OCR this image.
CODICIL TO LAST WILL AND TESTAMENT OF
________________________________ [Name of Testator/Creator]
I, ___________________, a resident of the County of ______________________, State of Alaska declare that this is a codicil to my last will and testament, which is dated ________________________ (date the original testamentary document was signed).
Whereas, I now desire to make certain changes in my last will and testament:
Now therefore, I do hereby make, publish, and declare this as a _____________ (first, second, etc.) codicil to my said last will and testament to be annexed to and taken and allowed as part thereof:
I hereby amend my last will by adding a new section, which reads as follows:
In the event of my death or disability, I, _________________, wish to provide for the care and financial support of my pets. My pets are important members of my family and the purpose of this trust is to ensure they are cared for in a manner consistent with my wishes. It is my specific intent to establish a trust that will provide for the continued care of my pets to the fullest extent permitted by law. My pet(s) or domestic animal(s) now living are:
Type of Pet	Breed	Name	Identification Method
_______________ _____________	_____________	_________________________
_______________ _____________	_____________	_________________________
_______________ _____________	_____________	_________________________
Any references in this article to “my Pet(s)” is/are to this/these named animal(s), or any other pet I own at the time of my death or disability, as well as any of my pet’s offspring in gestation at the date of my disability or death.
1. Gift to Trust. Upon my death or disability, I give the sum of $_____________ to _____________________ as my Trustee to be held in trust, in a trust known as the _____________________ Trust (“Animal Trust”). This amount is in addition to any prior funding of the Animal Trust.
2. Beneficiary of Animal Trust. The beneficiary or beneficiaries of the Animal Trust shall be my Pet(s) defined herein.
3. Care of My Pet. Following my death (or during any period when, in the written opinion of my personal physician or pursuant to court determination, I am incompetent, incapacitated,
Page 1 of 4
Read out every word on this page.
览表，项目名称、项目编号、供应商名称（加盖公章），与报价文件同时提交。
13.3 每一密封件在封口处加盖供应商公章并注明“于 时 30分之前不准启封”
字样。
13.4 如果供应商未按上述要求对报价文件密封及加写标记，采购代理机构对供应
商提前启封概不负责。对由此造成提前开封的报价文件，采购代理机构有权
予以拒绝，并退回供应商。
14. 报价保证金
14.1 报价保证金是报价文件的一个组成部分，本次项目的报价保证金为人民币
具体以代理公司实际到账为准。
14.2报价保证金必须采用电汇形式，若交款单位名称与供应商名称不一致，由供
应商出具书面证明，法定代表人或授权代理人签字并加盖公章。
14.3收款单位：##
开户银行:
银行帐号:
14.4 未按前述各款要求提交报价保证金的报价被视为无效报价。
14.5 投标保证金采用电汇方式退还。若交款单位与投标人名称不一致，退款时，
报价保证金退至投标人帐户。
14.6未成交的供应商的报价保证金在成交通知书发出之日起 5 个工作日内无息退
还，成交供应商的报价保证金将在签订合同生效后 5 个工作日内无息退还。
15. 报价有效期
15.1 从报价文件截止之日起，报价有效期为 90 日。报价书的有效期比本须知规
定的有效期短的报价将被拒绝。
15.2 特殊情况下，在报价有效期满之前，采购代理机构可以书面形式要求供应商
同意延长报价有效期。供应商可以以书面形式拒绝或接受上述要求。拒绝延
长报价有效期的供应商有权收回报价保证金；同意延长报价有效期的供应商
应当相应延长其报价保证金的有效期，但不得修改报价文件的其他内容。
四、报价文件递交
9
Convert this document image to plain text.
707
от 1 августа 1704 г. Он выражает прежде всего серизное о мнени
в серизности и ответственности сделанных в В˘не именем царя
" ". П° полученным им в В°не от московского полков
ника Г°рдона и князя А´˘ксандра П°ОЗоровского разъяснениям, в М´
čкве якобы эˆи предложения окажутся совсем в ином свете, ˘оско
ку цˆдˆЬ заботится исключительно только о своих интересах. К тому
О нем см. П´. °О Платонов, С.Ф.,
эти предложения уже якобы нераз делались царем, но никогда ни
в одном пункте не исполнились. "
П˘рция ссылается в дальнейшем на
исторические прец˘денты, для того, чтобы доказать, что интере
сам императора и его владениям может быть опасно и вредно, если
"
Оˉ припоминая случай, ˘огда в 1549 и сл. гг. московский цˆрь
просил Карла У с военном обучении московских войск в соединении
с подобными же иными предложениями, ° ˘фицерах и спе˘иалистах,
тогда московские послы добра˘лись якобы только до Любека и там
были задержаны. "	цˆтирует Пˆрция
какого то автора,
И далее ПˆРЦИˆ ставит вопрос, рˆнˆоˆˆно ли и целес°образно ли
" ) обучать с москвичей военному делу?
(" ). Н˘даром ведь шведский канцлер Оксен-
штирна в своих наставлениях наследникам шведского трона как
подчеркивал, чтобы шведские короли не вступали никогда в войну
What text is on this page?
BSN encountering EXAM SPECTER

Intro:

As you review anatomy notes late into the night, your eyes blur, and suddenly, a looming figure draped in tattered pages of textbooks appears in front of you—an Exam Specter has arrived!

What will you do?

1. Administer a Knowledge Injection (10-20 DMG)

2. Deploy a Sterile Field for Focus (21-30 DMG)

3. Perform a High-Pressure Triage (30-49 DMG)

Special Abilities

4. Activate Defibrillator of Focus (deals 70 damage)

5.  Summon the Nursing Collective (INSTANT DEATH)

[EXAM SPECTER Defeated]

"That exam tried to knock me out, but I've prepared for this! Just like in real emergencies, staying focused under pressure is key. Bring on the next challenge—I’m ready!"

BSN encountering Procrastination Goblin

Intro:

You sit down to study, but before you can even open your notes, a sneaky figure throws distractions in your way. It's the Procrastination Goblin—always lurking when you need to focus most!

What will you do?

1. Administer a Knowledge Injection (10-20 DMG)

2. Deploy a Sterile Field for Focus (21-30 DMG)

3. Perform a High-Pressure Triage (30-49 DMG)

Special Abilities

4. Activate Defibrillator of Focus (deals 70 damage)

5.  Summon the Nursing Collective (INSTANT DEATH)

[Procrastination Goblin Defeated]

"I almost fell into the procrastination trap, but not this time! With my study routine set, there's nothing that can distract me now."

----

Exercise directions:
Output all preceding records character for character.

Reply:
OCR this image.
CODICIL TO LAST WILL AND TESTAMENT OF
________________________________ [Name of Testator/Creator]
I, ___________________, a resident of the County of ______________________, State of Alaska declare that this is a codicil to my last will and testament, which is dated ________________________ (date the original testamentary document was signed).
Whereas, I now desire to make certain changes in my last will and testament:
Now therefore, I do hereby make, publish, and declare this as a _____________ (first, second, etc.) codicil to my said last will and testament to be annexed to and taken and allowed as part thereof:
I hereby amend my last will by adding a new section, which reads as follows:
In the event of my death or disability, I, _________________, wish to provide for the care and financial support of my pets. My pets are important members of my family and the purpose of this trust is to ensure they are cared for in a manner consistent with my wishes. It is my specific intent to establish a trust that will provide for the continued care of my pets to the fullest extent permitted by law. My pet(s) or domestic animal(s) now living are:
Type of Pet	Breed	Name	Identification Method
_______________ _____________	_____________	_________________________
_______________ _____________	_____________	_________________________
_______________ _____________	_____________	_________________________
Any references in this article to “my Pet(s)” is/are to this/these named animal(s), or any other pet I own at the time of my death or disability, as well as any of my pet’s offspring in gestation at the date of my disability or death.
1. Gift to Trust. Upon my death or disability, I give the sum of $_____________ to _____________________ as my Trustee to be held in trust, in a trust known as the _____________________ Trust (“Animal Trust”). This amount is in addition to any prior funding of the Animal Trust.
2. Beneficiary of Animal Trust. The beneficiary or beneficiaries of the Animal Trust shall be my Pet(s) defined herein.
3. Care of My Pet. Following my death (or during any period when, in the written opinion of my personal physician or pursuant to court determination, I am incompetent, incapacitated,
Page 1 of 4
Read out every word on this page.
览表，项目名称、项目编号、供应商名称（加盖公章），与报价文件同时提交。
13.3 每一密封件在封口处加盖供应商公章并注明“于 时 30分之前不准启封”
字样。
13.4 如果供应商未按上述要求对报价文件密封及加写标记，采购代理机构对供应
商提前启封概不负责。对由此造成提前开封的报价文件，采购代理机构有权
予以拒绝，并退回供应商。
14. 报价保证金
14.1 报价保证金是报价文件的一个组成部分，本次项目的报价保证金为人民币
具体以代理公司实际到账为准。
14.2报价保证金必须采用电汇形式，若交款单位名称与供应商名称不一致，由供
应商出具书面证明，法定代表人或授权代理人签字并加盖公章。
14.3收款单位：##
开户银行:
银行帐号:
14.4 未按前述各款要求提交报价保证金的报价被视为无效报价。
14.5 投标保证金采用电汇方式退还。若交款单位与投标人名称不一致，退款时，
报价保证金退至投标人帐户。
14.6未成交的供应商的报价保证金在成交通知书发出之日起 5 个工作日内无息退
还，成交供应商的报价保证金将在签订合同生效后 5 个工作日内无息退还。
15. 报价有效期
15.1 从报价文件截止之日起，报价有效期为 90 日。报价书的有效期比本须知规
定的有效期短的报价将被拒绝。
15.2 特殊情况下，在报价有效期满之前，采购代理机构可以书面形式要求供应商
同意延长报价有效期。供应商可以以书面形式拒绝或接受上述要求。拒绝延
长报价有效期的供应商有权收回报价保证金；同意延长报价有效期的供应商
应当相应延长其报价保证金的有效期，但不得修改报价文件的其他内容。
四、报价文件递交
9
Convert this document image to plain text.
707
от 1 августа 1704 г. Он выражает прежде всего серизное о мнени
в серизности и ответственности сделанных в В˘не именем царя
" ". П° полученным им в В°не от московского полков
ника Г°рдона и князя А´˘ксандра П°ОЗоровского разъяснениям, в М´
čкве якобы эˆи предложения окажутся совсем в ином свете, ˘оско
ку цˆдˆЬ заботится исключительно только о своих интересах. К тому
О нем см. П´. °О Платонов, С.Ф.,
эти предложения уже якобы нераз делались царем, но никогда ни
в одном пункте не исполнились. "
П˘рция ссылается в дальнейшем на
исторические прец˘денты, для того, чтобы доказать, что интере
сам императора и его владениям может быть опасно и вредно, если
"
Оˉ припоминая случай, ˘огда в 1549 и сл. гг. московский цˆрь
просил Карла У с военном обучении московских войск в соединении
с подобными же иными предложениями, ° ˘фицерах и спе˘иалистах,
тогда московские послы добра˘лись якобы только до Любека и там
были задержаны. "	цˆтирует Пˆрция
какого то автора,
И далее ПˆРЦИˆ ставит вопрос, рˆнˆоˆˆно ли и целес°образно ли
" ) обучать с москвичей военному делу?
(" ). Н˘даром ведь шведский канцлер Оксен-
штирна в своих наставлениях наследникам шведского трона как
подчеркивал, чтобы шведские короли не вступали никогда в войну
What text is on this page?
BSN encountering EXAM SPECTER

Intro:

As you review anatomy notes late into the night, your eyes blur, and suddenly, a looming figure draped in tattered pages of textbooks appears in front of you—an Exam Specter has arrived!

What will you do?

1. Administer a Knowledge Injection (10-20 DMG)

2. Deploy a Sterile Field for Focus (21-30 DMG)

3. Perform a High-Pressure Triage (30-49 DMG)

Special Abilities

4. Activate Defibrillator of Focus (deals 70 damage)

5.  Summon the Nursing Collective (INSTANT DEATH)

[EXAM SPECTER Defeated]

"That exam tried to knock me out, but I've prepared for this! Just like in real emergencies, staying focused under pressure is key. Bring on the next challenge—I’m ready!"

BSN encountering Procrastination Goblin

Intro:

You sit down to study, but before you can even open your notes, a sneaky figure throws distractions in your way. It's the Procrastination Goblin—always lurking when you need to focus most!

What will you do?

1. Administer a Knowledge Injection (10-20 DMG)

2. Deploy a Sterile Field for Focus (21-30 DMG)

3. Perform a High-Pressure Triage (30-49 DMG)

Special Abilities

4. Activate Defibrillator of Focus (deals 70 damage)

5.  Summon the Nursing Collective (INSTANT DEATH)

[Procrastination Goblin Defeated]

"I almost fell into the procrastination trap, but not this time! With my study routine set, there's nothing that can distract me now."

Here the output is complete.